**Given problem**
Among the entries below, find the lines with "icon" and copy them.

* BEGIN Provided entries *

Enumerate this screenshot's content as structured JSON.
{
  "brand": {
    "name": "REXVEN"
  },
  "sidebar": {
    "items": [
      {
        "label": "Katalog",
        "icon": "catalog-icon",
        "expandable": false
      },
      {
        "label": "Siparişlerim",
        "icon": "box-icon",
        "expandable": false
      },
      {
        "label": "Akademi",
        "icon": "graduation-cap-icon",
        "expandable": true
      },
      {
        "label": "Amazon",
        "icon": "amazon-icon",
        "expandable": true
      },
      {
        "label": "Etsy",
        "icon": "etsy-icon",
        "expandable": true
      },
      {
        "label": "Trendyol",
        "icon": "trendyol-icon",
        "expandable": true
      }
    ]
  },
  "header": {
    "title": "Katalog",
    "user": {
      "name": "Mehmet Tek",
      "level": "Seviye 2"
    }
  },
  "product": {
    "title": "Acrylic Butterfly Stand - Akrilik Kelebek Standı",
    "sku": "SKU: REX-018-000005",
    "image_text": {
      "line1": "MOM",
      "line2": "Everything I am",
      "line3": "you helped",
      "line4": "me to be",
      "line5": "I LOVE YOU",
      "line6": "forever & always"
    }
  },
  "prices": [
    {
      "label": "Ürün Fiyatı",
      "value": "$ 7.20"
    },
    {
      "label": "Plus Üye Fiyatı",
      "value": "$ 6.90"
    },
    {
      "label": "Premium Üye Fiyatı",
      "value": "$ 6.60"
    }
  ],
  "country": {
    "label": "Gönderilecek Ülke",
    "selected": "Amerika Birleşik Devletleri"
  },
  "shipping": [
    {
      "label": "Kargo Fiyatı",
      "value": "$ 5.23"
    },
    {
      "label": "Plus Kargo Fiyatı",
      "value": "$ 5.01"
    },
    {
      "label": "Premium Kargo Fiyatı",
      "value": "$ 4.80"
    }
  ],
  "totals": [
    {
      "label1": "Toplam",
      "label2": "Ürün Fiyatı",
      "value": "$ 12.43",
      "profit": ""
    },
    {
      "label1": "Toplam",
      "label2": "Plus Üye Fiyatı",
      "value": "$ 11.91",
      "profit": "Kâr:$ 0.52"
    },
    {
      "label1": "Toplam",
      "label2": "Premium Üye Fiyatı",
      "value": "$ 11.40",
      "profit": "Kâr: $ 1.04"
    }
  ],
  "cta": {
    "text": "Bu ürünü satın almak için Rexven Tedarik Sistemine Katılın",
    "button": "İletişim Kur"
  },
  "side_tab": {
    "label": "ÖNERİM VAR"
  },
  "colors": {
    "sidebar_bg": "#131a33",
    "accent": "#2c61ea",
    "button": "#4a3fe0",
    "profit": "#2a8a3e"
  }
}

* END Provided entries *

**Solved problem**
        "icon": "catalog-icon",
        "icon": "box-icon",
        "icon": "graduation-cap-icon",
        "icon": "amazon-icon",
        "icon": "etsy-icon",
        "icon": "trendyol-icon",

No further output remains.